» Input material
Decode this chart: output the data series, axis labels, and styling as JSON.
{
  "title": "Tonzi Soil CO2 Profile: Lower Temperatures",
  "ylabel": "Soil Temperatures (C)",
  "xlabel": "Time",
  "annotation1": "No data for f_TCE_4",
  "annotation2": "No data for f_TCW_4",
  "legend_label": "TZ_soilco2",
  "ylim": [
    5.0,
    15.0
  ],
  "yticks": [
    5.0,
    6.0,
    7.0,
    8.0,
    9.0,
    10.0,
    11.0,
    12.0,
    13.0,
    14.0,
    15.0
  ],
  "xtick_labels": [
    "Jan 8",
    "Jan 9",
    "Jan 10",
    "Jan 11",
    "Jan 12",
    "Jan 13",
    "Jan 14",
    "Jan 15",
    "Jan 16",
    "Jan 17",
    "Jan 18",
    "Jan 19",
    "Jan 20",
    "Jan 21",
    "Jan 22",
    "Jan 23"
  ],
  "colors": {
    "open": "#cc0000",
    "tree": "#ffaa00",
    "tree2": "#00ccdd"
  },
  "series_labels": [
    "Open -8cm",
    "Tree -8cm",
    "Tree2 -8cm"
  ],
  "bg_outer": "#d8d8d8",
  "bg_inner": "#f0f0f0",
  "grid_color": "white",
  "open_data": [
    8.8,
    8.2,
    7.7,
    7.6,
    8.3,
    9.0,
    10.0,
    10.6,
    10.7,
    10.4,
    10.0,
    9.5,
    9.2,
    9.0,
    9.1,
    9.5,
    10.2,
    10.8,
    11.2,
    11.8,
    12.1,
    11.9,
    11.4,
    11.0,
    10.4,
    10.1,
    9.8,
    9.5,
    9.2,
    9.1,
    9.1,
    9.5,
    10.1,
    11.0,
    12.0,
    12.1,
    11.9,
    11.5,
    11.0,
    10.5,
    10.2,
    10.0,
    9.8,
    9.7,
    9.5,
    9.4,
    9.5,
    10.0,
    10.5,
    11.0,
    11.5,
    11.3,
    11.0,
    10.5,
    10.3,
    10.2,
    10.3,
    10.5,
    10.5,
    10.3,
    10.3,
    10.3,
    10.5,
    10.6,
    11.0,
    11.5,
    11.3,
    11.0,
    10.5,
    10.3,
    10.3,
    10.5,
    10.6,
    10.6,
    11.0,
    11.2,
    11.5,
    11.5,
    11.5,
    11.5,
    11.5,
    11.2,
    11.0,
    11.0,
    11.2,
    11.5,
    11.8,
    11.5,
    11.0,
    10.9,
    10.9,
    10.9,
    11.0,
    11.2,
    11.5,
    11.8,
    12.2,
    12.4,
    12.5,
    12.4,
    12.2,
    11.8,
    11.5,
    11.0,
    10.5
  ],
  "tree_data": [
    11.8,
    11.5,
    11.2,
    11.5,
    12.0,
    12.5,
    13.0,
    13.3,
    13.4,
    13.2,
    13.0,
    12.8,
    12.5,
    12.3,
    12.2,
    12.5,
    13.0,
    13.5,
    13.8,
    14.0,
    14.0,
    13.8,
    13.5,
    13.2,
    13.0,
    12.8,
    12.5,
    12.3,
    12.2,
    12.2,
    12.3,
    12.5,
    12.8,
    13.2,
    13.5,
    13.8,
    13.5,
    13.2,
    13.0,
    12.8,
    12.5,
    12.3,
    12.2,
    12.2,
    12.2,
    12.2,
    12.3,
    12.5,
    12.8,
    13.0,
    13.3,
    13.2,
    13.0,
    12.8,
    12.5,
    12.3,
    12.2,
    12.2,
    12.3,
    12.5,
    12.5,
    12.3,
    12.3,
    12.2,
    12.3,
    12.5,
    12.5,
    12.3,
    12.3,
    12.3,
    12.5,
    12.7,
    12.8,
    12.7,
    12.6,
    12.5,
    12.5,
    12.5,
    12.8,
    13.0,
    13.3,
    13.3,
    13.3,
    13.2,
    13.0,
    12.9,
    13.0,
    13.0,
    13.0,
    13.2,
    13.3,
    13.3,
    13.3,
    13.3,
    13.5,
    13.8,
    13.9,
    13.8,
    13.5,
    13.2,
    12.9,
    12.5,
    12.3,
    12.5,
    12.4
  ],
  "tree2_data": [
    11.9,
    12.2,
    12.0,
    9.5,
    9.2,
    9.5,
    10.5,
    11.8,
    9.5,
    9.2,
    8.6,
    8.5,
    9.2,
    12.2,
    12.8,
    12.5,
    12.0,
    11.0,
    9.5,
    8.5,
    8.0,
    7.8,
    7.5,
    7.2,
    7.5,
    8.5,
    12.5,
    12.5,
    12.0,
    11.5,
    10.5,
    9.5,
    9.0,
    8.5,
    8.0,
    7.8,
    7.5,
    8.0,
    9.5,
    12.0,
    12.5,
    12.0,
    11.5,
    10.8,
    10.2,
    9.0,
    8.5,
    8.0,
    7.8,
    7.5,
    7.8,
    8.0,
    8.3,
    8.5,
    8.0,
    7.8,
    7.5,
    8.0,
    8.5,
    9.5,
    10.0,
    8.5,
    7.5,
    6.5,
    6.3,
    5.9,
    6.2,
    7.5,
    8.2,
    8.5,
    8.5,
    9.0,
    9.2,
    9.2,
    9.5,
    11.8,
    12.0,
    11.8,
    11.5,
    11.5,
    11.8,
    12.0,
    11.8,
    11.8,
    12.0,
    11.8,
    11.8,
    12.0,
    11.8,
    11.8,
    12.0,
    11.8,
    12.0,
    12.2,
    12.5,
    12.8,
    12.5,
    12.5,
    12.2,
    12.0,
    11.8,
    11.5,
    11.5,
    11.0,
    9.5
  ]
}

» Directions for this task
Reproduce the records above exactly.

» Finished answer
Decode this chart: output the data series, axis labels, and styling as JSON.
{
  "title": "Tonzi Soil CO2 Profile: Lower Temperatures",
  "ylabel": "Soil Temperatures (C)",
  "xlabel": "Time",
  "annotation1": "No data for f_TCE_4",
  "annotation2": "No data for f_TCW_4",
  "legend_label": "TZ_soilco2",
  "ylim": [
    5.0,
    15.0
  ],
  "yticks": [
    5.0,
    6.0,
    7.0,
    8.0,
    9.0,
    10.0,
    11.0,
    12.0,
    13.0,
    14.0,
    15.0
  ],
  "xtick_labels": [
    "Jan 8",
    "Jan 9",
    "Jan 10",
    "Jan 11",
    "Jan 12",
    "Jan 13",
    "Jan 14",
    "Jan 15",
    "Jan 16",
    "Jan 17",
    "Jan 18",
    "Jan 19",
    "Jan 20",
    "Jan 21",
    "Jan 22",
    "Jan 23"
  ],
  "colors": {
    "open": "#cc0000",
    "tree": "#ffaa00",
    "tree2": "#00ccdd"
  },
  "series_labels": [
    "Open -8cm",
    "Tree -8cm",
    "Tree2 -8cm"
  ],
  "bg_outer": "#d8d8d8",
  "bg_inner": "#f0f0f0",
  "grid_color": "white",
  "open_data": [
    8.8,
    8.2,
    7.7,
    7.6,
    8.3,
    9.0,
    10.0,
    10.6,
    10.7,
    10.4,
    10.0,
    9.5,
    9.2,
    9.0,
    9.1,
    9.5,
    10.2,
    10.8,
    11.2,
    11.8,
    12.1,
    11.9,
    11.4,
    11.0,
    10.4,
    10.1,
    9.8,
    9.5,
    9.2,
    9.1,
    9.1,
    9.5,
    10.1,
    11.0,
    12.0,
    12.1,
    11.9,
    11.5,
    11.0,
    10.5,
    10.2,
    10.0,
    9.8,
    9.7,
    9.5,
    9.4,
    9.5,
    10.0,
    10.5,
    11.0,
    11.5,
    11.3,
    11.0,
    10.5,
    10.3,
    10.2,
    10.3,
    10.5,
    10.5,
    10.3,
    10.3,
    10.3,
    10.5,
    10.6,
    11.0,
    11.5,
    11.3,
    11.0,
    10.5,
    10.3,
    10.3,
    10.5,
    10.6,
    10.6,
    11.0,
    11.2,
    11.5,
    11.5,
    11.5,
    11.5,
    11.5,
    11.2,
    11.0,
    11.0,
    11.2,
    11.5,
    11.8,
    11.5,
    11.0,
    10.9,
    10.9,
    10.9,
    11.0,
    11.2,
    11.5,
    11.8,
    12.2,
    12.4,
    12.5,
    12.4,
    12.2,
    11.8,
    11.5,
    11.0,
    10.5
  ],
  "tree_data": [
    11.8,
    11.5,
    11.2,
    11.5,
    12.0,
    12.5,
    13.0,
    13.3,
    13.4,
    13.2,
    13.0,
    12.8,
    12.5,
    12.3,
    12.2,
    12.5,
    13.0,
    13.5,
    13.8,
    14.0,
    14.0,
    13.8,
    13.5,
    13.2,
    13.0,
    12.8,
    12.5,
    12.3,
    12.2,
    12.2,
    12.3,
    12.5,
    12.8,
    13.2,
    13.5,
    13.8,
    13.5,
    13.2,
    13.0,
    12.8,
    12.5,
    12.3,
    12.2,
    12.2,
    12.2,
    12.2,
    12.3,
    12.5,
    12.8,
    13.0,
    13.3,
    13.2,
    13.0,
    12.8,
    12.5,
    12.3,
    12.2,
    12.2,
    12.3,
    12.5,
    12.5,
    12.3,
    12.3,
    12.2,
    12.3,
    12.5,
    12.5,
    12.3,
    12.3,
    12.3,
    12.5,
    12.7,
    12.8,
    12.7,
    12.6,
    12.5,
    12.5,
    12.5,
    12.8,
    13.0,
    13.3,
    13.3,
    13.3,
    13.2,
    13.0,
    12.9,
    13.0,
    13.0,
    13.0,
    13.2,
    13.3,
    13.3,
    13.3,
    13.3,
    13.5,
    13.8,
    13.9,
    13.8,
    13.5,
    13.2,
    12.9,
    12.5,
    12.3,
    12.5,
    12.4
  ],
  "tree2_data": [
    11.9,
    12.2,
    12.0,
    9.5,
    9.2,
    9.5,
    10.5,
    11.8,
    9.5,
    9.2,
    8.6,
    8.5,
    9.2,
    12.2,
    12.8,
    12.5,
    12.0,
    11.0,
    9.5,
    8.5,
    8.0,
    7.8,
    7.5,
    7.2,
    7.5,
    8.5,
    12.5,
    12.5,
    12.0,
    11.5,
    10.5,
    9.5,
    9.0,
    8.5,
    8.0,
    7.8,
    7.5,
    8.0,
    9.5,
    12.0,
    12.5,
    12.0,
    11.5,
    10.8,
    10.2,
    9.0,
    8.5,
    8.0,
    7.8,
    7.5,
    7.8,
    8.0,
    8.3,
    8.5,
    8.0,
    7.8,
    7.5,
    8.0,
    8.5,
    9.5,
    10.0,
    8.5,
    7.5,
    6.5,
    6.3,
    5.9,
    6.2,
    7.5,
    8.2,
    8.5,
    8.5,
    9.0,
    9.2,
    9.2,
    9.5,
    11.8,
    12.0,
    11.8,
    11.5,
    11.5,
    11.8,
    12.0,
    11.8,
    11.8,
    12.0,
    11.8,
    11.8,
    12.0,
    11.8,
    11.8,
    12.0,
    11.8,
    12.0,
    12.2,
    12.5,
    12.8,
    12.5,
    12.5,
    12.2,
    12.0,
    11.8,
    11.5,
    11.5,
    11.0,
    9.5
  ]
}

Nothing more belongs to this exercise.